### WORK REQUIRED:
Pull every line that includes the word "보고되었습니다" out of the data below and copy it.

○ ○ ○

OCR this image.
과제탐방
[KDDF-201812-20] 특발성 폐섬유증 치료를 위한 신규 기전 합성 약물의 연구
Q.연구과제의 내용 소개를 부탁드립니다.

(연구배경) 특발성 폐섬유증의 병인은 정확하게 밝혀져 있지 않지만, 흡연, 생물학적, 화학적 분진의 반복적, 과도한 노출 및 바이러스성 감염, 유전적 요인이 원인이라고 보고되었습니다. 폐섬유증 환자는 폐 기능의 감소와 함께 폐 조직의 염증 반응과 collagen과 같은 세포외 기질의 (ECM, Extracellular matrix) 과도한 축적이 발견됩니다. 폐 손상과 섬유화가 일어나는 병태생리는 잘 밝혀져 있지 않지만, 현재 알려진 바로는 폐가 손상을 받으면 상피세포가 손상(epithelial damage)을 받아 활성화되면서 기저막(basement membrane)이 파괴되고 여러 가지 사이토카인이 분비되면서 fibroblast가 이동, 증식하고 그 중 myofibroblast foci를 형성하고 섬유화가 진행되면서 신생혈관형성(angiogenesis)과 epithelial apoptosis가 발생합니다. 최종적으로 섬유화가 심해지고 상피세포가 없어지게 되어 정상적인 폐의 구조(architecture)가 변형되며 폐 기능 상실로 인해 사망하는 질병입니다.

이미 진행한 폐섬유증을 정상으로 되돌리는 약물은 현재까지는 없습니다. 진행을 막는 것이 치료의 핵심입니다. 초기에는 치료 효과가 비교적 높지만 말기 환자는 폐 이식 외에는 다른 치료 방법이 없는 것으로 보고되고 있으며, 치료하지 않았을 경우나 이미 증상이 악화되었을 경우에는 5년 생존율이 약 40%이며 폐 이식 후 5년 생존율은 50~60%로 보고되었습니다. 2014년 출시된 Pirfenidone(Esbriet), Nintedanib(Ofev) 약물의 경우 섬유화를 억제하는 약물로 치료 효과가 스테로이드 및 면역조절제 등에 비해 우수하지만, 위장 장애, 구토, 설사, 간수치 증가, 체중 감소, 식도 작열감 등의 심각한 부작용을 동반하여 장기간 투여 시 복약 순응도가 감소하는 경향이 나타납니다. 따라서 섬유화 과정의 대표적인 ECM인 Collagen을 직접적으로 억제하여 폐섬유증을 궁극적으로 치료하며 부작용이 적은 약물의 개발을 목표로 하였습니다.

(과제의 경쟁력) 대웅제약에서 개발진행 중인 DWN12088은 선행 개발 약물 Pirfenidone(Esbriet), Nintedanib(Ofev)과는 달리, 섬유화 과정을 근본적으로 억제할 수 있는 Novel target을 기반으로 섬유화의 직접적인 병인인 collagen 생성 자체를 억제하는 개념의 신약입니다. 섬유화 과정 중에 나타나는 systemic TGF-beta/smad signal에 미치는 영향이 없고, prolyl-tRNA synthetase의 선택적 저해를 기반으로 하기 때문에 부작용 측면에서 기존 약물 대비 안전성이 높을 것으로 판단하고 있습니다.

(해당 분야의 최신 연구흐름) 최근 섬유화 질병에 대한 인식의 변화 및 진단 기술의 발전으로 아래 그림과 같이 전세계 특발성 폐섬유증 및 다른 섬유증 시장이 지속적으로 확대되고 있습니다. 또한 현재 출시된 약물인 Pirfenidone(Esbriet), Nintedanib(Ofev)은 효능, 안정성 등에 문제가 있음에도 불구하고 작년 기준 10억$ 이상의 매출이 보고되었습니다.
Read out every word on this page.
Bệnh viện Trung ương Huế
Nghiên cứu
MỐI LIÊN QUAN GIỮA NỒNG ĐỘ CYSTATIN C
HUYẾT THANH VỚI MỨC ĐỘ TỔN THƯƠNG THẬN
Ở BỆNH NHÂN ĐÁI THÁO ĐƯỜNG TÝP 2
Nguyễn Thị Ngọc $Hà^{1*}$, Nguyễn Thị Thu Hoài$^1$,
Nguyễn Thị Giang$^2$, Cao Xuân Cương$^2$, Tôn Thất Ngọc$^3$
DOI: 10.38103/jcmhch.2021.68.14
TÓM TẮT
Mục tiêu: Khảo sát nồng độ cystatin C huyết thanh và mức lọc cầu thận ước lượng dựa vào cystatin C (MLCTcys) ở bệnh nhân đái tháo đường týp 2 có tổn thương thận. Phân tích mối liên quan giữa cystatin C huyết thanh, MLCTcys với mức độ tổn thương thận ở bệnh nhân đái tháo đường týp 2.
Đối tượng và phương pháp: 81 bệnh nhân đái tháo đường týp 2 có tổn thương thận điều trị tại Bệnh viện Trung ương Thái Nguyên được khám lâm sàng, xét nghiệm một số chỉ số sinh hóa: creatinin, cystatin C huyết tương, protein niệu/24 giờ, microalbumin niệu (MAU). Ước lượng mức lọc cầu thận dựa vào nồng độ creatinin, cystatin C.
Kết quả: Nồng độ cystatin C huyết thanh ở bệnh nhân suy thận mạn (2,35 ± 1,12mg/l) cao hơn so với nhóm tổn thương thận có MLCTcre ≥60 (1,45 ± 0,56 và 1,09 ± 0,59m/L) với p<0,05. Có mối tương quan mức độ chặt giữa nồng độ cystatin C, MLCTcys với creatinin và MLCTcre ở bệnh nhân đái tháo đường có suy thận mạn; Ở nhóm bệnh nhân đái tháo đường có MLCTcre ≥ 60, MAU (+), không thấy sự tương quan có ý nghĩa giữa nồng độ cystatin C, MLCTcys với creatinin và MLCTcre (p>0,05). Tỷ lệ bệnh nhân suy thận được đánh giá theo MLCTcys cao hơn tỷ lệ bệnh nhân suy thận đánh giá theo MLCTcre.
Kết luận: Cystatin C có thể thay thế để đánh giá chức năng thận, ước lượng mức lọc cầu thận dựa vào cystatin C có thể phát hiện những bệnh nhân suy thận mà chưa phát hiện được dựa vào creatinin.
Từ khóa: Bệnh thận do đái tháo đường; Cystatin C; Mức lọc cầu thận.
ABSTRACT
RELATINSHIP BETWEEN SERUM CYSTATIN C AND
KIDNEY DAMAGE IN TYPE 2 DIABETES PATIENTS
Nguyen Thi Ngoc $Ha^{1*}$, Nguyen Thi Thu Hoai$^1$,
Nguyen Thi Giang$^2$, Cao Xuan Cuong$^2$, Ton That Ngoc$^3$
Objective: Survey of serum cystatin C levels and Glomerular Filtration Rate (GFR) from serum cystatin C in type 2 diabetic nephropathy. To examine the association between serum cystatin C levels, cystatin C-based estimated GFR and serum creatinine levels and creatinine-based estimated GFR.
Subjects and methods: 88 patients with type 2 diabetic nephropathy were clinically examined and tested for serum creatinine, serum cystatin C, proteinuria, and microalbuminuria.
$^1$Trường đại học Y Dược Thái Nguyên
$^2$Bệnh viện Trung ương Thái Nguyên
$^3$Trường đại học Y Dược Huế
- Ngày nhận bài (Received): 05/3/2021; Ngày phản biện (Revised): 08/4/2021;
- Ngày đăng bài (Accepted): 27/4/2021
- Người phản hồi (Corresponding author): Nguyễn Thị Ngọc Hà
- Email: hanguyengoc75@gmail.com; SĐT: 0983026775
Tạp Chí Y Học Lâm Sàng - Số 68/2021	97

○ ○ ○

### SOLVED EXERCISE:
(연구배경) 특발성 폐섬유증의 병인은 정확하게 밝혀져 있지 않지만, 흡연, 생물학적, 화학적 분진의 반복적, 과도한 노출 및 바이러스성 감염, 유전적 요인이 원인이라고 보고되었습니다. 폐섬유증 환자는 폐 기능의 감소와 함께 폐 조직의 염증 반응과 collagen과 같은 세포외 기질의 (ECM, Extracellular matrix) 과도한 축적이 발견됩니다. 폐 손상과 섬유화가 일어나는 병태생리는 잘 밝혀져 있지 않지만, 현재 알려진 바로는 폐가 손상을 받으면 상피세포가 손상(epithelial damage)을 받아 활성화되면서 기저막(basement membrane)이 파괴되고 여러 가지 사이토카인이 분비되면서 fibroblast가 이동, 증식하고 그 중 myofibroblast foci를 형성하고 섬유화가 진행되면서 신생혈관형성(angiogenesis)과 epithelial apoptosis가 발생합니다. 최종적으로 섬유화가 심해지고 상피세포가 없어지게 되어 정상적인 폐의 구조(architecture)가 변형되며 폐 기능 상실로 인해 사망하는 질병입니다.
이미 진행한 폐섬유증을 정상으로 되돌리는 약물은 현재까지는 없습니다. 진행을 막는 것이 치료의 핵심입니다. 초기에는 치료 효과가 비교적 높지만 말기 환자는 폐 이식 외에는 다른 치료 방법이 없는 것으로 보고되고 있으며, 치료하지 않았을 경우나 이미 증상이 악화되었을 경우에는 5년 생존율이 약 40%이며 폐 이식 후 5년 생존율은 50~60%로 보고되었습니다. 2014년 출시된 Pirfenidone(Esbriet), Nintedanib(Ofev) 약물의 경우 섬유화를 억제하는 약물로 치료 효과가 스테로이드 및 면역조절제 등에 비해 우수하지만, 위장 장애, 구토, 설사, 간수치 증가, 체중 감소, 식도 작열감 등의 심각한 부작용을 동반하여 장기간 투여 시 복약 순응도가 감소하는 경향이 나타납니다. 따라서 섬유화 과정의 대표적인 ECM인 Collagen을 직접적으로 억제하여 폐섬유증을 궁극적으로 치료하며 부작용이 적은 약물의 개발을 목표로 하였습니다.
(해당 분야의 최신 연구흐름) 최근 섬유화 질병에 대한 인식의 변화 및 진단 기술의 발전으로 아래 그림과 같이 전세계 특발성 폐섬유증 및 다른 섬유증 시장이 지속적으로 확대되고 있습니다. 또한 현재 출시된 약물인 Pirfenidone(Esbriet), Nintedanib(Ofev)은 효능, 안정성 등에 문제가 있음에도 불구하고 작년 기준 10억$ 이상의 매출이 보고되었습니다.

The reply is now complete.